→ **Given request**:
Return the whole listing, line for line, without the pictures in it.

Data entries
%%

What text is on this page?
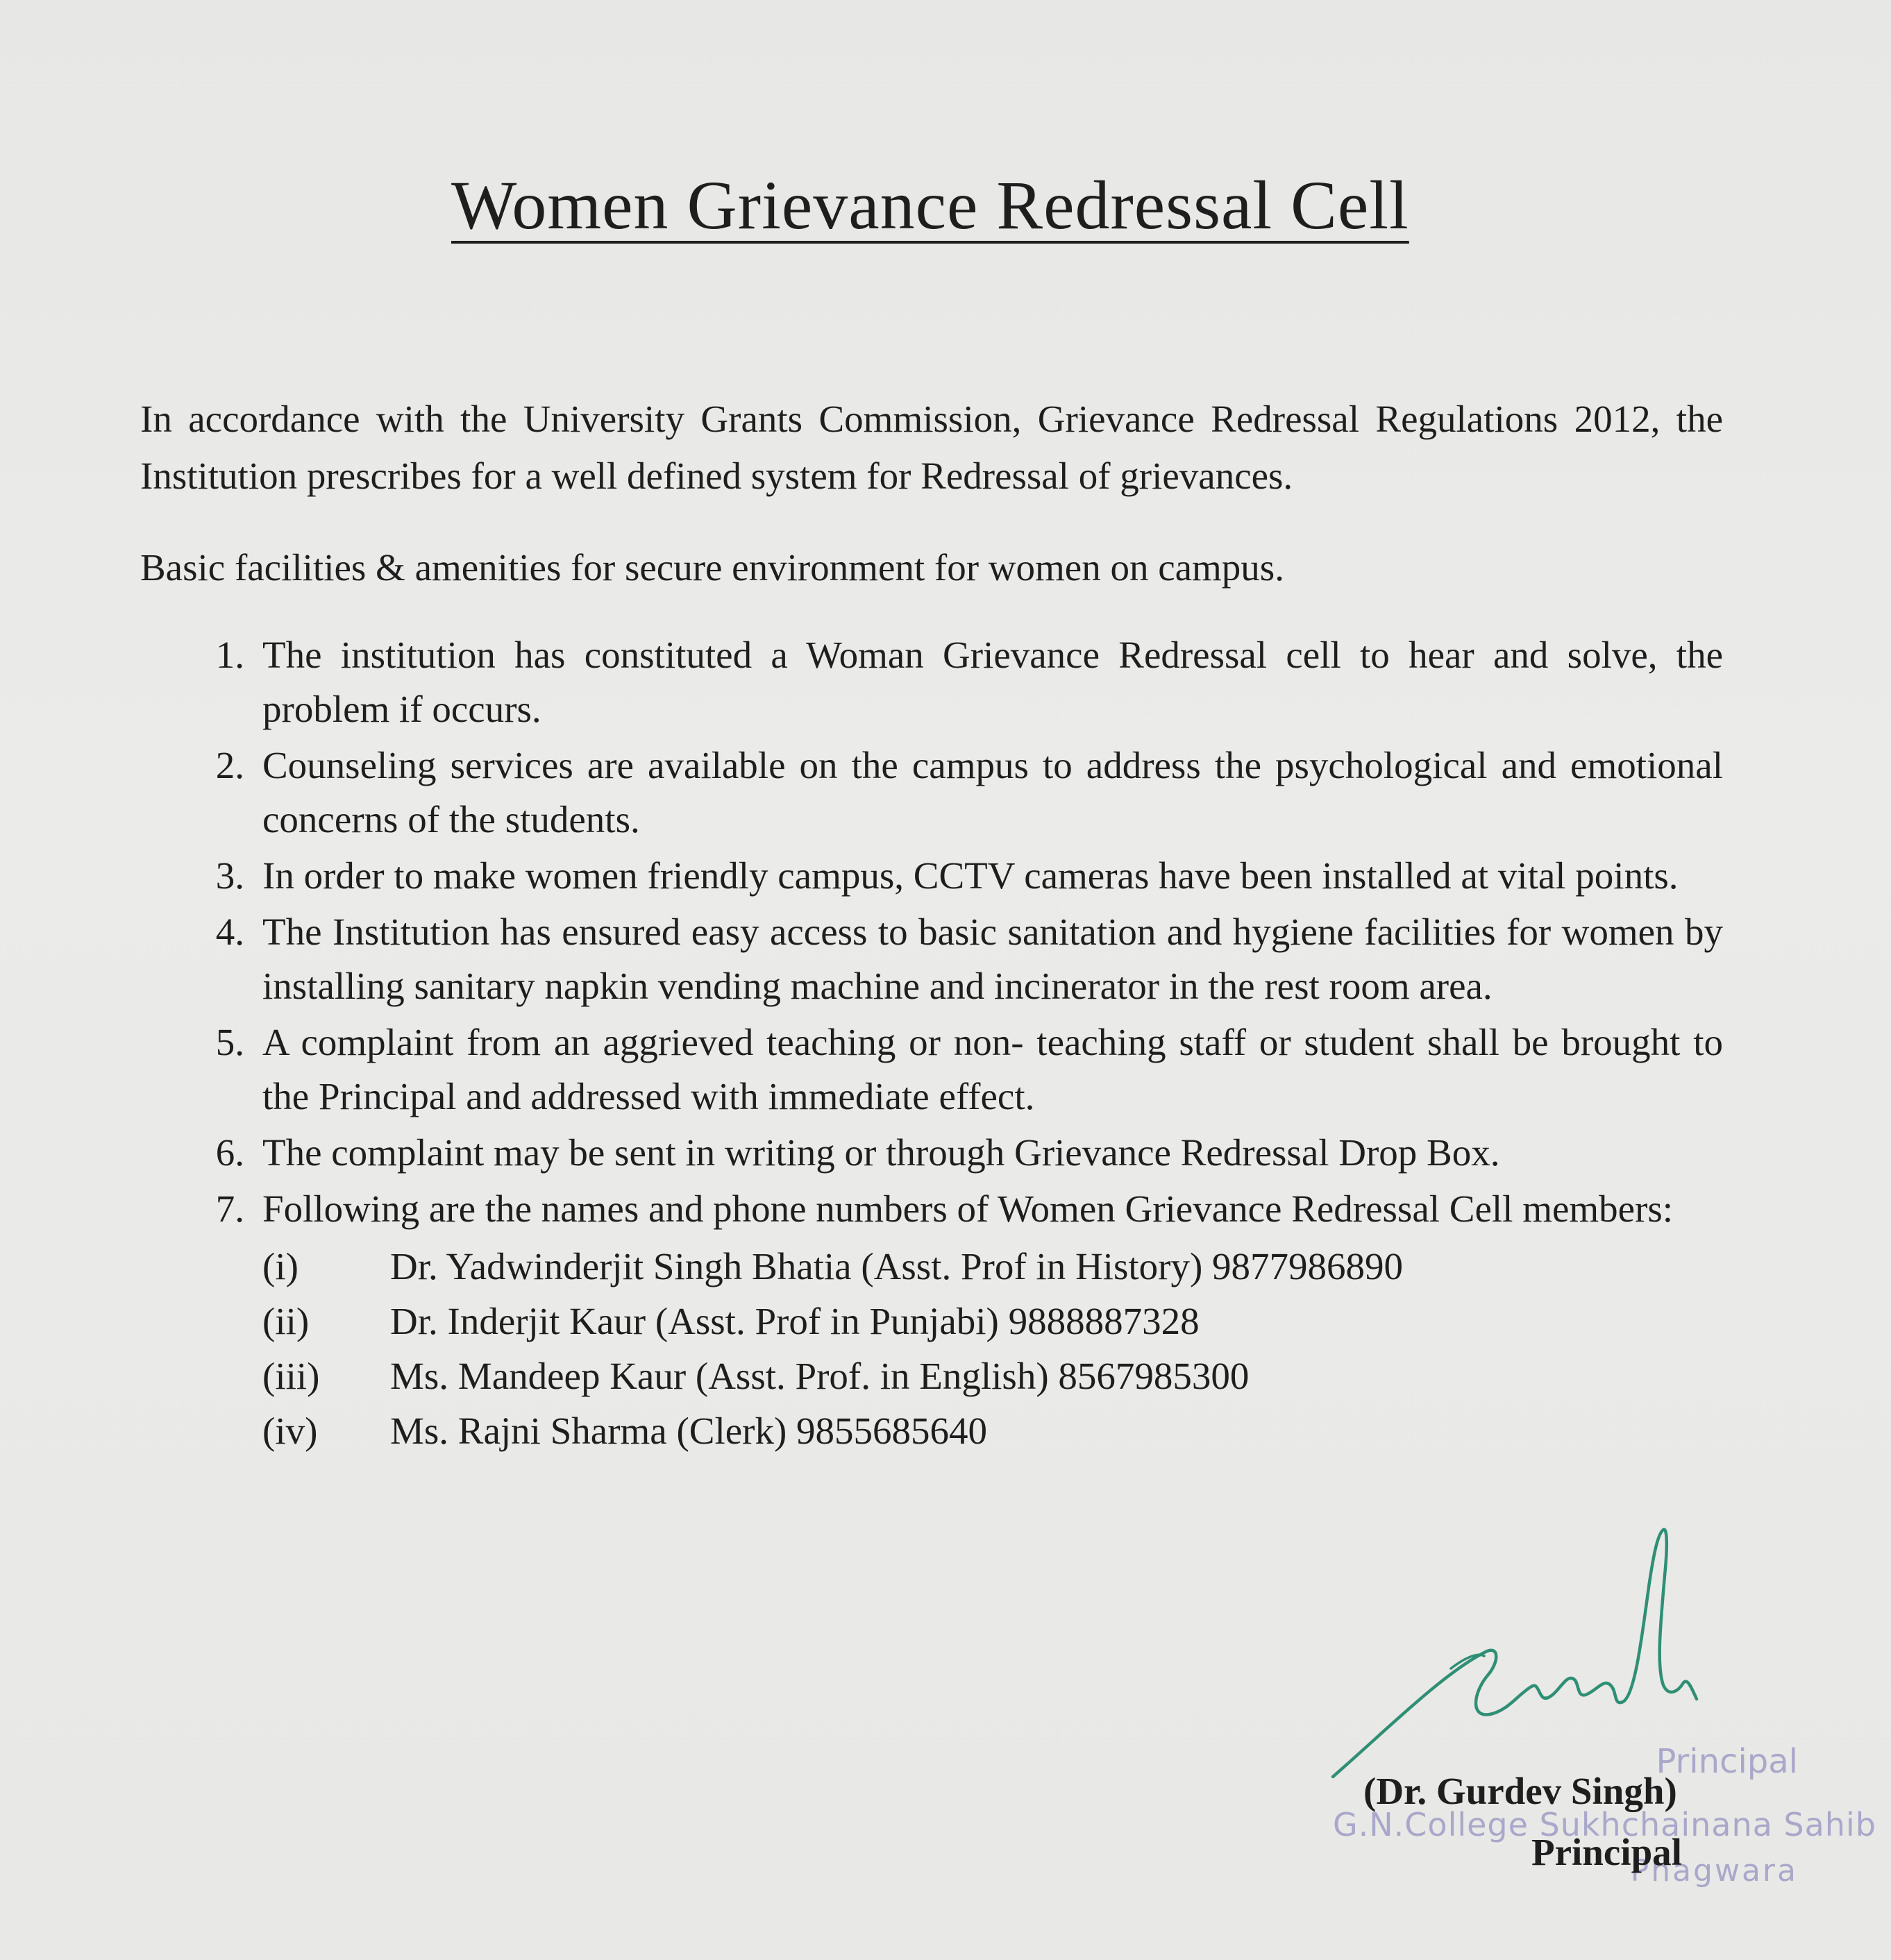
Women Grievance Redressal Cell
In accordance with the University Grants Commission, Grievance Redressal Regulations 2012, the Institution prescribes for a well defined system for Redressal of grievances.
Basic facilities & amenities for secure environment for women on campus.
1. The institution has constituted a Woman Grievance Redressal cell to hear and solve, the problem if occurs.
2. Counseling services are available on the campus to address the psychological and emotional concerns of the students.
3. In order to make women friendly campus, CCTV cameras have been installed at vital points.
4. The Institution has ensured easy access to basic sanitation and hygiene facilities for women by installing sanitary napkin vending machine and incinerator in the rest room area.
5. A complaint from an aggrieved teaching or non- teaching staff or student shall be brought to the Principal and addressed with immediate effect.
6. The complaint may be sent in writing or through Grievance Redressal Drop Box.
7. Following are the names and phone numbers of Women Grievance Redressal Cell members:
(i) Dr. Yadwinderjit Singh Bhatia (Asst. Prof in History) 9877986890
(ii) Dr. Inderjit Kaur (Asst. Prof in Punjabi) 9888887328
(iii) Ms. Mandeep Kaur (Asst. Prof. in English) 8567985300
(iv) Ms. Rajni Sharma (Clerk) 9855685640
Principal
G.N.College Sukhchainana Sahib
Phagwara
(Dr. Gurdev Singh)
Principal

%%

→ **Full response**:
What text is on this page?
Women Grievance Redressal Cell
In accordance with the University Grants Commission, Grievance Redressal Regulations 2012, the Institution prescribes for a well defined system for Redressal of grievances.
Basic facilities & amenities for secure environment for women on campus.
1. The institution has constituted a Woman Grievance Redressal cell to hear and solve, the problem if occurs.
2. Counseling services are available on the campus to address the psychological and emotional concerns of the students.
3. In order to make women friendly campus, CCTV cameras have been installed at vital points.
4. The Institution has ensured easy access to basic sanitation and hygiene facilities for women by installing sanitary napkin vending machine and incinerator in the rest room area.
5. A complaint from an aggrieved teaching or non- teaching staff or student shall be brought to the Principal and addressed with immediate effect.
6. The complaint may be sent in writing or through Grievance Redressal Drop Box.
7. Following are the names and phone numbers of Women Grievance Redressal Cell members:
(i) Dr. Yadwinderjit Singh Bhatia (Asst. Prof in History) 9877986890
(ii) Dr. Inderjit Kaur (Asst. Prof in Punjabi) 9888887328
(iii) Ms. Mandeep Kaur (Asst. Prof. in English) 8567985300
(iv) Ms. Rajni Sharma (Clerk) 9855685640
Principal
G.N.College Sukhchainana Sahib
Phagwara
(Dr. Gurdev Singh)
Principal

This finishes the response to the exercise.